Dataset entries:
%%

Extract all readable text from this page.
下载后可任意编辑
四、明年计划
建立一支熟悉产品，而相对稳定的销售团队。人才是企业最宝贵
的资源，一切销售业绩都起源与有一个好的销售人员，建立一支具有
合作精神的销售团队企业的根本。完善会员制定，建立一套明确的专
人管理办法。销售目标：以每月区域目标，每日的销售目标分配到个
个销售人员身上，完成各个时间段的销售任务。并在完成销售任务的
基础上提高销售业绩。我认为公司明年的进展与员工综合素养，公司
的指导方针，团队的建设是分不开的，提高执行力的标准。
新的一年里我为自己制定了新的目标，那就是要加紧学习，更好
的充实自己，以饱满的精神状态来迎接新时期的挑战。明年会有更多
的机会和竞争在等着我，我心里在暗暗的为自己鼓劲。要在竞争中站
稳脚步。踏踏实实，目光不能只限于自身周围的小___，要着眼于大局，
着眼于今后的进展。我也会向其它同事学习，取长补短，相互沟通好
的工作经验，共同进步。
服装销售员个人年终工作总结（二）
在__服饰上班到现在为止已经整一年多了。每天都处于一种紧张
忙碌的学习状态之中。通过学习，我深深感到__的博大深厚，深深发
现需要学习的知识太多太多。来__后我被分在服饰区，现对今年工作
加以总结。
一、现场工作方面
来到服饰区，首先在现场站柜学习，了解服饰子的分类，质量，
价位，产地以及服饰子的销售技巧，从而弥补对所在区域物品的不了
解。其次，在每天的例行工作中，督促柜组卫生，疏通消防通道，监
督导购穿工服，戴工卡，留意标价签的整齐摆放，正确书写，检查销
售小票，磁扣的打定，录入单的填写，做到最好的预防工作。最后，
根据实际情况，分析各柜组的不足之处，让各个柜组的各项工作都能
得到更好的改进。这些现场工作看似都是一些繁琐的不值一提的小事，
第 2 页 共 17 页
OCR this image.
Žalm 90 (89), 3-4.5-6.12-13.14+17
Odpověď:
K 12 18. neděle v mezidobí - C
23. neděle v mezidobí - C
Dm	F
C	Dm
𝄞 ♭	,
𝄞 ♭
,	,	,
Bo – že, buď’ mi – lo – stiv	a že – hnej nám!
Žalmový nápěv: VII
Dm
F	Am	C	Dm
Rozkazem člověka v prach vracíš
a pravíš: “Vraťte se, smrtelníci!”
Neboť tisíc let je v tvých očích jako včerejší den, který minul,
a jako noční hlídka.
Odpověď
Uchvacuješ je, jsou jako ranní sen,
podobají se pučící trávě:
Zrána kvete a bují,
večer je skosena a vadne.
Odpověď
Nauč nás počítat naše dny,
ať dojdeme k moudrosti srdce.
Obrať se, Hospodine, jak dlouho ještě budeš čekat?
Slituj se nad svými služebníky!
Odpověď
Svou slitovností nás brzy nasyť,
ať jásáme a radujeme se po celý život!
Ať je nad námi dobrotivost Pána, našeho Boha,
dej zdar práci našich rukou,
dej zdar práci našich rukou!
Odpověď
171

%%

What the task requires: Quote the listing in full, please, keeping every line exact.

Correct answer:
Extract all readable text from this page.
下载后可任意编辑
四、明年计划
建立一支熟悉产品，而相对稳定的销售团队。人才是企业最宝贵
的资源，一切销售业绩都起源与有一个好的销售人员，建立一支具有
合作精神的销售团队企业的根本。完善会员制定，建立一套明确的专
人管理办法。销售目标：以每月区域目标，每日的销售目标分配到个
个销售人员身上，完成各个时间段的销售任务。并在完成销售任务的
基础上提高销售业绩。我认为公司明年的进展与员工综合素养，公司
的指导方针，团队的建设是分不开的，提高执行力的标准。
新的一年里我为自己制定了新的目标，那就是要加紧学习，更好
的充实自己，以饱满的精神状态来迎接新时期的挑战。明年会有更多
的机会和竞争在等着我，我心里在暗暗的为自己鼓劲。要在竞争中站
稳脚步。踏踏实实，目光不能只限于自身周围的小___，要着眼于大局，
着眼于今后的进展。我也会向其它同事学习，取长补短，相互沟通好
的工作经验，共同进步。
服装销售员个人年终工作总结（二）
在__服饰上班到现在为止已经整一年多了。每天都处于一种紧张
忙碌的学习状态之中。通过学习，我深深感到__的博大深厚，深深发
现需要学习的知识太多太多。来__后我被分在服饰区，现对今年工作
加以总结。
一、现场工作方面
来到服饰区，首先在现场站柜学习，了解服饰子的分类，质量，
价位，产地以及服饰子的销售技巧，从而弥补对所在区域物品的不了
解。其次，在每天的例行工作中，督促柜组卫生，疏通消防通道，监
督导购穿工服，戴工卡，留意标价签的整齐摆放，正确书写，检查销
售小票，磁扣的打定，录入单的填写，做到最好的预防工作。最后，
根据实际情况，分析各柜组的不足之处，让各个柜组的各项工作都能
得到更好的改进。这些现场工作看似都是一些繁琐的不值一提的小事，
第 2 页 共 17 页
OCR this image.
Žalm 90 (89), 3-4.5-6.12-13.14+17
Odpověď:
K 12 18. neděle v mezidobí - C
23. neděle v mezidobí - C
Dm	F
C	Dm
𝄞 ♭	,
𝄞 ♭
,	,	,
Bo – že, buď’ mi – lo – stiv	a že – hnej nám!
Žalmový nápěv: VII
Dm
F	Am	C	Dm
Rozkazem člověka v prach vracíš
a pravíš: “Vraťte se, smrtelníci!”
Neboť tisíc let je v tvých očích jako včerejší den, který minul,
a jako noční hlídka.
Odpověď
Uchvacuješ je, jsou jako ranní sen,
podobají se pučící trávě:
Zrána kvete a bují,
večer je skosena a vadne.
Odpověď
Nauč nás počítat naše dny,
ať dojdeme k moudrosti srdce.
Obrať se, Hospodine, jak dlouho ještě budeš čekat?
Slituj se nad svými služebníky!
Odpověď
Svou slitovností nás brzy nasyť,
ať jásáme a radujeme se po celý život!
Ať je nad námi dobrotivost Pána, našeho Boha,
dej zdar práci našich rukou,
dej zdar práci našich rukou!
Odpověď
171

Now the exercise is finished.